**Records for this exercise:**
⁂

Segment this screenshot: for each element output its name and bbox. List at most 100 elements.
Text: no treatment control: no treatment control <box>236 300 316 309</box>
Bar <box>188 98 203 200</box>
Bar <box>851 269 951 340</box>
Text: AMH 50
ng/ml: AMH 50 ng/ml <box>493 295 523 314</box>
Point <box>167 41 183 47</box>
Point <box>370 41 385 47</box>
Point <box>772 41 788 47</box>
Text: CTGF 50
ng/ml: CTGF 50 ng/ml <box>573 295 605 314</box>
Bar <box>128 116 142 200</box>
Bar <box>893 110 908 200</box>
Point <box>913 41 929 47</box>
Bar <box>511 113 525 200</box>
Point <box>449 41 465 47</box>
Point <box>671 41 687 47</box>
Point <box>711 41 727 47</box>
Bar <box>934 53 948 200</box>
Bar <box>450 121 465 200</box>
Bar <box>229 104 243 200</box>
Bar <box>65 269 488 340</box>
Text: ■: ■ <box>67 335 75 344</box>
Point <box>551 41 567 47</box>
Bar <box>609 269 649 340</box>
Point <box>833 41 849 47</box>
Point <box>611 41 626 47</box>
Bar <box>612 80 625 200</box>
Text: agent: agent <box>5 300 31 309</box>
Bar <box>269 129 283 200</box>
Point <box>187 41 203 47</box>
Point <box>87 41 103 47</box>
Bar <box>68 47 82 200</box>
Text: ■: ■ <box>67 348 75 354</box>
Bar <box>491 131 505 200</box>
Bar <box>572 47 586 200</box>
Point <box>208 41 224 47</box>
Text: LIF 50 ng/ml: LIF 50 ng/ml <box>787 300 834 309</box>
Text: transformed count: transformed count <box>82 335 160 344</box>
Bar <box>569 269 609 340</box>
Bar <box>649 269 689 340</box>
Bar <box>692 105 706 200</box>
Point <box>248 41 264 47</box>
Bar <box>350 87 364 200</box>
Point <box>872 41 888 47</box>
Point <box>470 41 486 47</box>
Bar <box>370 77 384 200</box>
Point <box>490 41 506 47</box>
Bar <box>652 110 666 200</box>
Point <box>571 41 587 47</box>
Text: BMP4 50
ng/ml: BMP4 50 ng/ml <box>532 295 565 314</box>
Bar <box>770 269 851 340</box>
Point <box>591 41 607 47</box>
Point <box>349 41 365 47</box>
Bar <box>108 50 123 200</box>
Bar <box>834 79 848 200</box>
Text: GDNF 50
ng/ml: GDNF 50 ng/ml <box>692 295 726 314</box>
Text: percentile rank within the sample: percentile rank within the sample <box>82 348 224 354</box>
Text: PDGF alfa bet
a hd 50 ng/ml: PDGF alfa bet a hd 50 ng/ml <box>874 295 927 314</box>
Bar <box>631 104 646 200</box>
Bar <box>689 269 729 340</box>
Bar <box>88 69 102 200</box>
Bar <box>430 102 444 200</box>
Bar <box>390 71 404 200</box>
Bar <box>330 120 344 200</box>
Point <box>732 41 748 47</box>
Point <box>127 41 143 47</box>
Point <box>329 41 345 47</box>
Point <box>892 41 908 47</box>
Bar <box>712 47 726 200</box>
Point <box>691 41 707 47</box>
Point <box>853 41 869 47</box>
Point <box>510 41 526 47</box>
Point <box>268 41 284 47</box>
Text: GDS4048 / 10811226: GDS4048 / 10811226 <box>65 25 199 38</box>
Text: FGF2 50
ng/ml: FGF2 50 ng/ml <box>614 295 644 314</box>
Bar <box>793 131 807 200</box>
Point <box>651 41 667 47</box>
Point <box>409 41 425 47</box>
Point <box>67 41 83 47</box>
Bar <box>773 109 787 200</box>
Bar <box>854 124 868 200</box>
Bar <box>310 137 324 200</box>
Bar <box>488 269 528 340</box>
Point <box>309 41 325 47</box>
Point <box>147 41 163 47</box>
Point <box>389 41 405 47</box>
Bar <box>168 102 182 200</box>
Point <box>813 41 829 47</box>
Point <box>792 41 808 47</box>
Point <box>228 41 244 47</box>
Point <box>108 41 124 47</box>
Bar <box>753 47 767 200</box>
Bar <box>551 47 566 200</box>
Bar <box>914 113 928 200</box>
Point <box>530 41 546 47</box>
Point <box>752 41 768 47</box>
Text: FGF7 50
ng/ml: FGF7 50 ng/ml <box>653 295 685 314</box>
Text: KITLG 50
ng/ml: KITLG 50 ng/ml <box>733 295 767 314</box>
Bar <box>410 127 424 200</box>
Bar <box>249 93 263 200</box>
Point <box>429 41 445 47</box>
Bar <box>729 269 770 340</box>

⁂

**Exercise requirements:** Can you write out, character for character, everything from the start of the records down to the line containing "Bar <box>609 269 649 340</box>", with that line included?

**Answer below:**
Segment this screenshot: for each element output its name and bbox. List at most 100 elements.
Text: no treatment control: no treatment control <box>236 300 316 309</box>
Bar <box>188 98 203 200</box>
Bar <box>851 269 951 340</box>
Text: AMH 50
ng/ml: AMH 50 ng/ml <box>493 295 523 314</box>
Point <box>167 41 183 47</box>
Point <box>370 41 385 47</box>
Point <box>772 41 788 47</box>
Text: CTGF 50
ng/ml: CTGF 50 ng/ml <box>573 295 605 314</box>
Bar <box>128 116 142 200</box>
Bar <box>893 110 908 200</box>
Point <box>913 41 929 47</box>
Bar <box>511 113 525 200</box>
Point <box>449 41 465 47</box>
Point <box>671 41 687 47</box>
Point <box>711 41 727 47</box>
Bar <box>934 53 948 200</box>
Bar <box>450 121 465 200</box>
Bar <box>229 104 243 200</box>
Bar <box>65 269 488 340</box>
Text: ■: ■ <box>67 335 75 344</box>
Point <box>551 41 567 47</box>
Bar <box>609 269 649 340</box>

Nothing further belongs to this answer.